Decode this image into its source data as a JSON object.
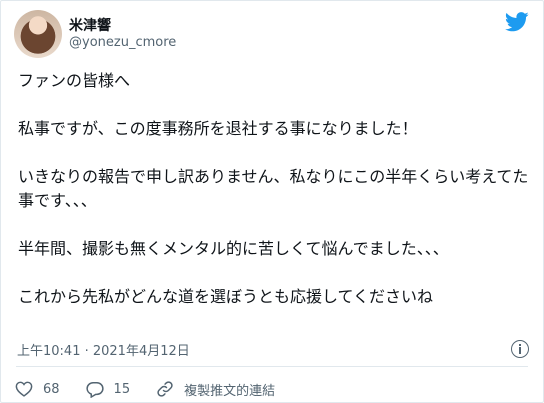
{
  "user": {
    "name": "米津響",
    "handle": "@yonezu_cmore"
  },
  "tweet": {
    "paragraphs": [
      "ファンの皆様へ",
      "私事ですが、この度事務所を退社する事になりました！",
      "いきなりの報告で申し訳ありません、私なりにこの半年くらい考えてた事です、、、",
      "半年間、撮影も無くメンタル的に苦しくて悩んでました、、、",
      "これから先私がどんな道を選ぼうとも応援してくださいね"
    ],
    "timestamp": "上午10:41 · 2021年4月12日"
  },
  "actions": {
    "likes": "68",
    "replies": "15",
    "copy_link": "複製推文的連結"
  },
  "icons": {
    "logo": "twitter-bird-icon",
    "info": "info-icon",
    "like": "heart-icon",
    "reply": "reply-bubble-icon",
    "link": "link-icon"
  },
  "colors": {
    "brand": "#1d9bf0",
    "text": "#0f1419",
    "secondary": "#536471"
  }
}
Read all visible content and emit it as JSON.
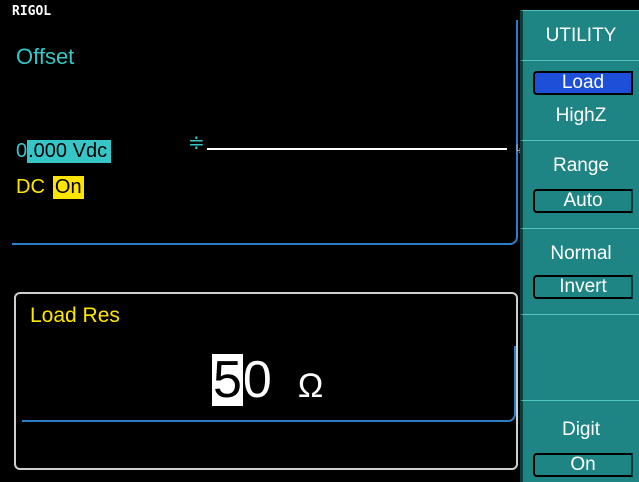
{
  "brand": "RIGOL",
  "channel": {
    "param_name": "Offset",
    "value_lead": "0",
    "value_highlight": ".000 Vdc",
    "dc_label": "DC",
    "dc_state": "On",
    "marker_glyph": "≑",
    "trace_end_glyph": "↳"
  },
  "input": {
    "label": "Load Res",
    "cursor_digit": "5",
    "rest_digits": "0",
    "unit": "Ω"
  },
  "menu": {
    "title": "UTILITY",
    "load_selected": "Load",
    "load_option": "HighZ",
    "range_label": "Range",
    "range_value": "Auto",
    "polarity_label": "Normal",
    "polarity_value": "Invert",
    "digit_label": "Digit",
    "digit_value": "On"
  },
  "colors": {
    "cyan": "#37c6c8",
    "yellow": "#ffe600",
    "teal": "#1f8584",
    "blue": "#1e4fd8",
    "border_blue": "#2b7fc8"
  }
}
* * *
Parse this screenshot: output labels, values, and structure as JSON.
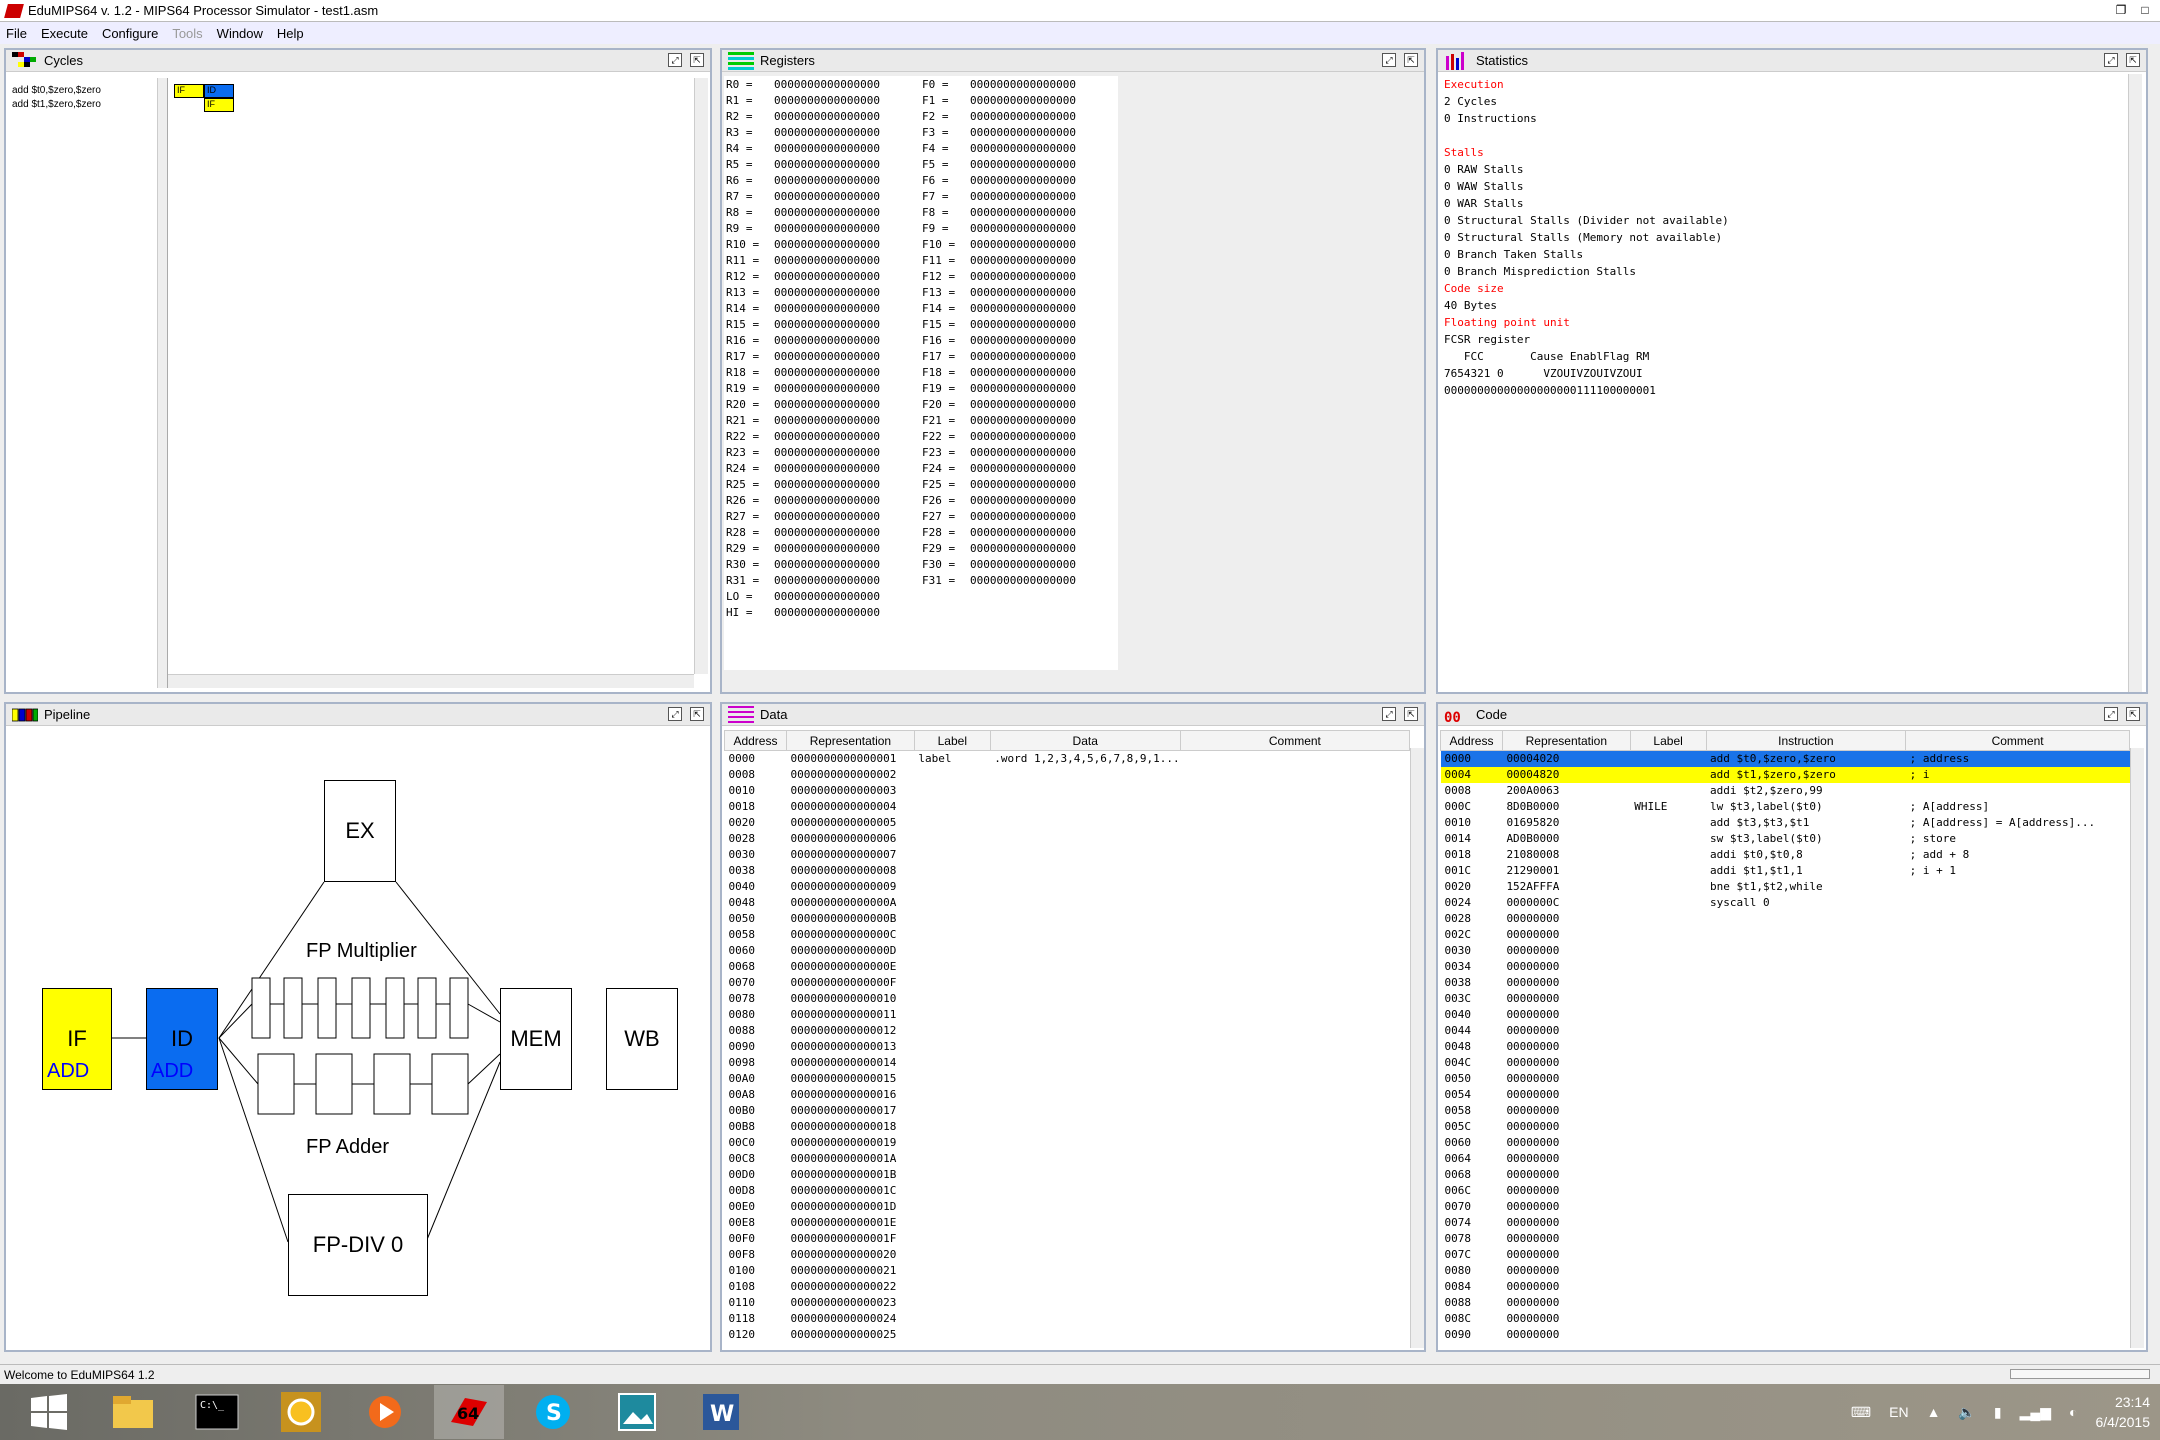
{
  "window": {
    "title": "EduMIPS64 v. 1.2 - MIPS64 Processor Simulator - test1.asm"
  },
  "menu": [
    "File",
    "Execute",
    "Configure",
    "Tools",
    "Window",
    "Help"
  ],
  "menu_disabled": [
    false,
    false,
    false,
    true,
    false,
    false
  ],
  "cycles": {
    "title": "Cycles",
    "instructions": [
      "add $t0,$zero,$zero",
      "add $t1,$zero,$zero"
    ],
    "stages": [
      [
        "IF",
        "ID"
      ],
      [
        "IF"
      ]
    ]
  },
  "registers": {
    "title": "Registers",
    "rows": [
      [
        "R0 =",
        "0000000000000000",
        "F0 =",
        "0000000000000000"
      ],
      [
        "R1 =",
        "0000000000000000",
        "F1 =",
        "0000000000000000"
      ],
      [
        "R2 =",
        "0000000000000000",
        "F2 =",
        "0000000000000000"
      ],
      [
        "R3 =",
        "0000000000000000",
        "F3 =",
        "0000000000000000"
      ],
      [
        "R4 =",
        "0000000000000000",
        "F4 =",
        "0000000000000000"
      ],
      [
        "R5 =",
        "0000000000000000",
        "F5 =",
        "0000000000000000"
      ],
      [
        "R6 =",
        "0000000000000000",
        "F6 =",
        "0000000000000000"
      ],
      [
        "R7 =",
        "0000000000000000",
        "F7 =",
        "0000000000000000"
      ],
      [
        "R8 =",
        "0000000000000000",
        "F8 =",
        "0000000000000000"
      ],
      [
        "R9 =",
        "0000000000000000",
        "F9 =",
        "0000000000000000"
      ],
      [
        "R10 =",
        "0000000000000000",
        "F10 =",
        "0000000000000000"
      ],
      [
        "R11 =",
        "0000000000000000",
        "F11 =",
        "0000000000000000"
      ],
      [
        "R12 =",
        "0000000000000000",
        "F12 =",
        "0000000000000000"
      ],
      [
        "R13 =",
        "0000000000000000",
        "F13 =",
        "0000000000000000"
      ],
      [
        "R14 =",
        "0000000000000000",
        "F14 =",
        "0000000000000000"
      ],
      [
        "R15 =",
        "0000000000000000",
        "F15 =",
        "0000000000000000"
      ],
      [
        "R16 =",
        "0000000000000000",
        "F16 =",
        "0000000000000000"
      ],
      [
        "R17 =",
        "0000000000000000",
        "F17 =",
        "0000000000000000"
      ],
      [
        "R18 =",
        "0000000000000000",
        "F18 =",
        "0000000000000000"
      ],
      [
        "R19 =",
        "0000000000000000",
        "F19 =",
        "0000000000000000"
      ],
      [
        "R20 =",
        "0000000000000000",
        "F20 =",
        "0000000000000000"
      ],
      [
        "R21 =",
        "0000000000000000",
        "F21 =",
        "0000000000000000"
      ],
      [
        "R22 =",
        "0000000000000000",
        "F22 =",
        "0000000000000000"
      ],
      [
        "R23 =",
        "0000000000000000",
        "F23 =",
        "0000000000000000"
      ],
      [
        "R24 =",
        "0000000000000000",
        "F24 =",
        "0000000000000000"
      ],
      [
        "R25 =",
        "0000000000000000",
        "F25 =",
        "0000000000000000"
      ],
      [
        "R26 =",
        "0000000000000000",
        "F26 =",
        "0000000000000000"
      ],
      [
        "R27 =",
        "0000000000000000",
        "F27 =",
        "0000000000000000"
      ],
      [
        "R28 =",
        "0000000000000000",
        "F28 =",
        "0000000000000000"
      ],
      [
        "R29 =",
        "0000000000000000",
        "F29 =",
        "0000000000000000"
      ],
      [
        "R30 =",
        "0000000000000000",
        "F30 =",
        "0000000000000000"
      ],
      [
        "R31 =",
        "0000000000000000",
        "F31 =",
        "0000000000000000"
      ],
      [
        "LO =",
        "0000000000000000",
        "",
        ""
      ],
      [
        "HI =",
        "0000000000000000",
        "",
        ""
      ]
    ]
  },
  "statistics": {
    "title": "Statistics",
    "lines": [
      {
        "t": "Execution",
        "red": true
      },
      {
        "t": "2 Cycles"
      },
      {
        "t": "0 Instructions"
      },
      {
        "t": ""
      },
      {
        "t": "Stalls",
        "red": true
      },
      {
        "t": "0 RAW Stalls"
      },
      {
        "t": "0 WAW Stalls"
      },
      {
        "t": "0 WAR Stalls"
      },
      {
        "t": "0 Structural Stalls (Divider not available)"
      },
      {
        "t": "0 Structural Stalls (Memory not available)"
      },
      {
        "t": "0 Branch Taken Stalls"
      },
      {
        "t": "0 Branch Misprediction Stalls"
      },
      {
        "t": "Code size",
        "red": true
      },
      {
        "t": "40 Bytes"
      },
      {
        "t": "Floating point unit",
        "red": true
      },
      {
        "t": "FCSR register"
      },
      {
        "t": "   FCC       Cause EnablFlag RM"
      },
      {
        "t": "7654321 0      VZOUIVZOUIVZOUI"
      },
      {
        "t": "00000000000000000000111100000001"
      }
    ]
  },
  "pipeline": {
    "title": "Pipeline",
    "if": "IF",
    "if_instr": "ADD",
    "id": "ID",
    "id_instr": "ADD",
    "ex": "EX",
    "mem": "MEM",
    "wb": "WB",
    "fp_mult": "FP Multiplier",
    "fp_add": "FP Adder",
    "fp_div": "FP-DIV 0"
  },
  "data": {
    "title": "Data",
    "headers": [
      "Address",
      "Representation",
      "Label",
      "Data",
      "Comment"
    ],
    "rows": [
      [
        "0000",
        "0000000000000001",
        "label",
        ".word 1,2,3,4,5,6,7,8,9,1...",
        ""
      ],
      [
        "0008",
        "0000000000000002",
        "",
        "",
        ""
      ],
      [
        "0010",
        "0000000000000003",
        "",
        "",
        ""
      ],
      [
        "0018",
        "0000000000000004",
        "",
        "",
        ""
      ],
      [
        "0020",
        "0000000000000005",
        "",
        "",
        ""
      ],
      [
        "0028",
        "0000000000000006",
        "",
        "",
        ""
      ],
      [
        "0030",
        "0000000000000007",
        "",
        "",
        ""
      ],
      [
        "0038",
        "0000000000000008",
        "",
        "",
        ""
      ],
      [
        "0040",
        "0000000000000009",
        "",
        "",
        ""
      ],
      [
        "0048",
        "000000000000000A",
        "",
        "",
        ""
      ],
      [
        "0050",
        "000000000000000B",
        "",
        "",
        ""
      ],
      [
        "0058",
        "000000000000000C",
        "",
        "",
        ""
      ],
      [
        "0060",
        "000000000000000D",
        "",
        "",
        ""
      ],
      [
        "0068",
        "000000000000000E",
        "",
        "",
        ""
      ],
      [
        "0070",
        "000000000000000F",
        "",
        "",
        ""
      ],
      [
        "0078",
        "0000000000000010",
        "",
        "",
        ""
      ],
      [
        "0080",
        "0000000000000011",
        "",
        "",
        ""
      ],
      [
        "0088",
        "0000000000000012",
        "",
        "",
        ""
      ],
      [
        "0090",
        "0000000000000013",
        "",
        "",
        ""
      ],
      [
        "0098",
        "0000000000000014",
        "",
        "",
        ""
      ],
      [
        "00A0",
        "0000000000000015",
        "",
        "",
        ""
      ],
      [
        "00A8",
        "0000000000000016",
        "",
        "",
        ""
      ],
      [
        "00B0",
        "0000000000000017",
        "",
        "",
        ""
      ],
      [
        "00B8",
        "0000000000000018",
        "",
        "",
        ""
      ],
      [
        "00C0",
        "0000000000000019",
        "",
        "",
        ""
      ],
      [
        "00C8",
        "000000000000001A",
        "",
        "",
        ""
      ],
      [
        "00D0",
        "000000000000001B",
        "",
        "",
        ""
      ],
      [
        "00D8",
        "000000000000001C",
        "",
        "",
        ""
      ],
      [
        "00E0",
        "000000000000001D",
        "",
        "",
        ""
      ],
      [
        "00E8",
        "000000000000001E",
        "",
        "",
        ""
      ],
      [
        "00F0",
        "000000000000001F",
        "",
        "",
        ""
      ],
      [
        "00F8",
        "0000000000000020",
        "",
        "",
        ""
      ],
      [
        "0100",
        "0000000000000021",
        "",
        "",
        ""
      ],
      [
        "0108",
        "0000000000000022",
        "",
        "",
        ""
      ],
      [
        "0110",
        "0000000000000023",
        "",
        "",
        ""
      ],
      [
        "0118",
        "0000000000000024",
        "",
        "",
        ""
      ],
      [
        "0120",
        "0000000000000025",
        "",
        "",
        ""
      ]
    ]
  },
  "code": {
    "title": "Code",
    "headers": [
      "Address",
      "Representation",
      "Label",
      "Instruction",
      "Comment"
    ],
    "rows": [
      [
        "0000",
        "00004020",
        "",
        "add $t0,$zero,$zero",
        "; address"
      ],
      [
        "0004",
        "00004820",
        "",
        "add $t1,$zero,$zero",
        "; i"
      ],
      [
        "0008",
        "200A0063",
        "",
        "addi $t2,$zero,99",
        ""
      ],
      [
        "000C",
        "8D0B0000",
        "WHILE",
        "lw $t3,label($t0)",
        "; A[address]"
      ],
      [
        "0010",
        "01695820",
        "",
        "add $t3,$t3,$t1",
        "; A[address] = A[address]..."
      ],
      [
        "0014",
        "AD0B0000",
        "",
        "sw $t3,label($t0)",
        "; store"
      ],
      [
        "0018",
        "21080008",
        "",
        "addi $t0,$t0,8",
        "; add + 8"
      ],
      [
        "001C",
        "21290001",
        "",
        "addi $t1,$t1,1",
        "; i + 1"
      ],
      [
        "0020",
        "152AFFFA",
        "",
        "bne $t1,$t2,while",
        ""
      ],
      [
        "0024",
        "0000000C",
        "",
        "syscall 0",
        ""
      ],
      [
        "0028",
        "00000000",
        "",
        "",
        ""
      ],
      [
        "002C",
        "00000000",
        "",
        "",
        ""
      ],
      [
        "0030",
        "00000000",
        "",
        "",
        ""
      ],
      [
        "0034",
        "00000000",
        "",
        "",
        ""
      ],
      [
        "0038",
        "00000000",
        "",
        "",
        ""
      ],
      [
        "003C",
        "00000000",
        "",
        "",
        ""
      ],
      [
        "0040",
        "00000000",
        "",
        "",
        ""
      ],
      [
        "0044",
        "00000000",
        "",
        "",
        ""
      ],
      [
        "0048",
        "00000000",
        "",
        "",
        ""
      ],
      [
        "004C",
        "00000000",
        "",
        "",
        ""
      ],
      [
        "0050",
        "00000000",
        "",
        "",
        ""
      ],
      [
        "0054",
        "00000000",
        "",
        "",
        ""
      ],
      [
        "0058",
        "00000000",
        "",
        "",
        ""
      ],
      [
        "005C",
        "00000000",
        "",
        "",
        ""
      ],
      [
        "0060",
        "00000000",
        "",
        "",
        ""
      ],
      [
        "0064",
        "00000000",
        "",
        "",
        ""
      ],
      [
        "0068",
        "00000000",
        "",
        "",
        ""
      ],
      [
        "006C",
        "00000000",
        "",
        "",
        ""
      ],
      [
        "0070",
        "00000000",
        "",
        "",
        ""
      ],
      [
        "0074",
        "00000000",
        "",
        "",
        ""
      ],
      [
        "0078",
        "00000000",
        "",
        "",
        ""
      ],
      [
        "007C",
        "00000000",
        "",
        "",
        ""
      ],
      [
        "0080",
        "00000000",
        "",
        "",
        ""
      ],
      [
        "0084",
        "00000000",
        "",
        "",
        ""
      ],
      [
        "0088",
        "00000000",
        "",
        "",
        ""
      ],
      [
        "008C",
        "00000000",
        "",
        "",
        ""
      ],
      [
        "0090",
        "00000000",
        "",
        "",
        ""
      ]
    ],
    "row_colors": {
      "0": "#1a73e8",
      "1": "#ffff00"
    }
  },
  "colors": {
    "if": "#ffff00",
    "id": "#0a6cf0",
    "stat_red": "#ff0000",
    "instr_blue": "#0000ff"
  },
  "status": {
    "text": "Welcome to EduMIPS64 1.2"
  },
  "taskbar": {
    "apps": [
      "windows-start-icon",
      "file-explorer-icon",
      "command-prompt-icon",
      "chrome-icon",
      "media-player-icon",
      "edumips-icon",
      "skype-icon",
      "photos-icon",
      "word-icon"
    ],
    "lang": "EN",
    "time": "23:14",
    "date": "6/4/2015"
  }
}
...
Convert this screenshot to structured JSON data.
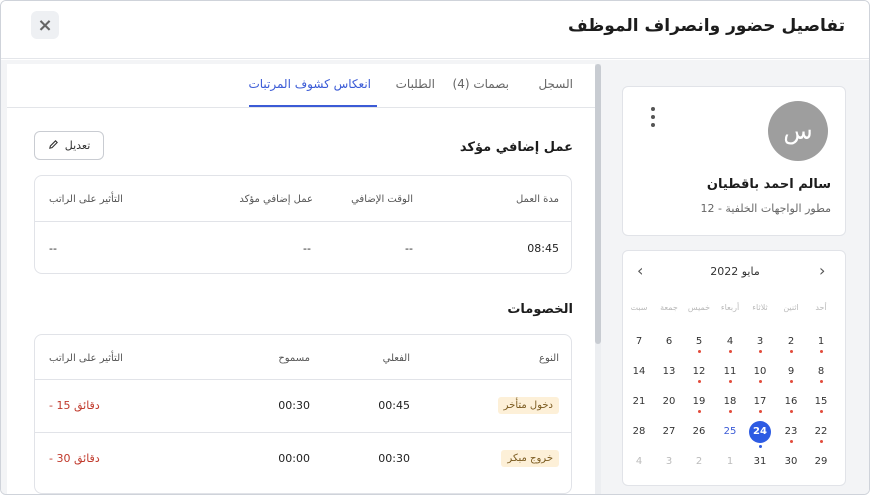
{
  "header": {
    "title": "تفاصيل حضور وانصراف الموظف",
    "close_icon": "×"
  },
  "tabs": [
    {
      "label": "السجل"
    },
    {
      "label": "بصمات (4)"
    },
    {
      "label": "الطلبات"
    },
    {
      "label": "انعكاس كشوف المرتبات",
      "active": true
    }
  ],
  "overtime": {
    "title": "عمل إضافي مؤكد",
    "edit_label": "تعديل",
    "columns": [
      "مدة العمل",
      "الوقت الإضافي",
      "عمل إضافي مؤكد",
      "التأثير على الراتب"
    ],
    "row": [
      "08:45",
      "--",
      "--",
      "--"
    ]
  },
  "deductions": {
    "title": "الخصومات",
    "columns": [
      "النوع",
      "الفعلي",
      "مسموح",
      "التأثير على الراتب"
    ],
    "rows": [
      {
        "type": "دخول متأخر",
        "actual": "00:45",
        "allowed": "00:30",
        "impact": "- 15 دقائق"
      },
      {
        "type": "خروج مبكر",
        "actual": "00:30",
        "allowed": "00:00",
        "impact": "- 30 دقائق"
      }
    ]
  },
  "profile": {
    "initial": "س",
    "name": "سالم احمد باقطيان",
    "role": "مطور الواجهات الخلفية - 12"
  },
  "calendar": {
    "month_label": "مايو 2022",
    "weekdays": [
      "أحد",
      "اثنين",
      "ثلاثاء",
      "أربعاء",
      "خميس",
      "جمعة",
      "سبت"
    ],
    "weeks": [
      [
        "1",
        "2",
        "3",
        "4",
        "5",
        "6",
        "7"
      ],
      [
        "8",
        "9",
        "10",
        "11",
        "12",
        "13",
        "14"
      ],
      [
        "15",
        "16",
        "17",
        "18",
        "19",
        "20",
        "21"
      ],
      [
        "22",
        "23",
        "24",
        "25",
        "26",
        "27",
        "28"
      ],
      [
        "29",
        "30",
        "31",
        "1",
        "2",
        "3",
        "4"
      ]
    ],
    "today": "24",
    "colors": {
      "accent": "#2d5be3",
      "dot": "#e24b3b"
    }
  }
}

» **WHAT NEEDS TO BE DONE**: From the listing above, copy all lines holding the word "this".

» **RIGHT ANSWER**:
Decode this image into its source data as a JSON object.
Parse this screenshot: output labels, values, and structure as JSON.
Convert this screenshot to structured JSON data.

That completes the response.